Exercise instructions = All of the lines below are to be transcribed faithfully, with pictures excluded from the copy.

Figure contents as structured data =

───

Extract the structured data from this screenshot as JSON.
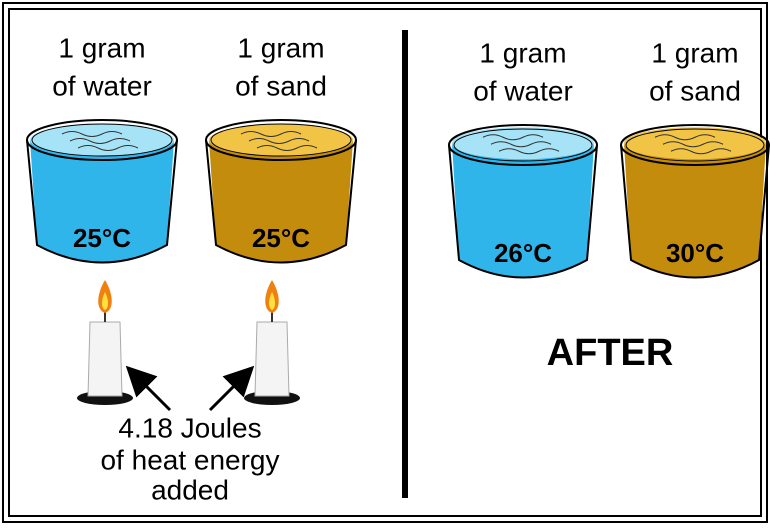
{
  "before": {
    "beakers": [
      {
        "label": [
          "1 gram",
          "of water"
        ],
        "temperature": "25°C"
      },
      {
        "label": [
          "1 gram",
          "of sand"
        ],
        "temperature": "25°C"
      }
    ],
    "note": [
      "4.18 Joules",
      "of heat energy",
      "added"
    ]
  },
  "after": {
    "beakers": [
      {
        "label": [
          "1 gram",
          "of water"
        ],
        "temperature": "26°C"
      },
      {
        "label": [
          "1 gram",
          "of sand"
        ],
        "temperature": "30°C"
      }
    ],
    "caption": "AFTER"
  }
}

───

Reply to the exercise =
Extract the structured data from this screenshot as JSON.
{
  "before": {
    "beakers": [
      {
        "label": [
          "1 gram",
          "of water"
        ],
        "temperature": "25°C"
      },
      {
        "label": [
          "1 gram",
          "of sand"
        ],
        "temperature": "25°C"
      }
    ],
    "note": [
      "4.18 Joules",
      "of heat energy",
      "added"
    ]
  },
  "after": {
    "beakers": [
      {
        "label": [
          "1 gram",
          "of water"
        ],
        "temperature": "26°C"
      },
      {
        "label": [
          "1 gram",
          "of sand"
        ],
        "temperature": "30°C"
      }
    ],
    "caption": "AFTER"
  }
}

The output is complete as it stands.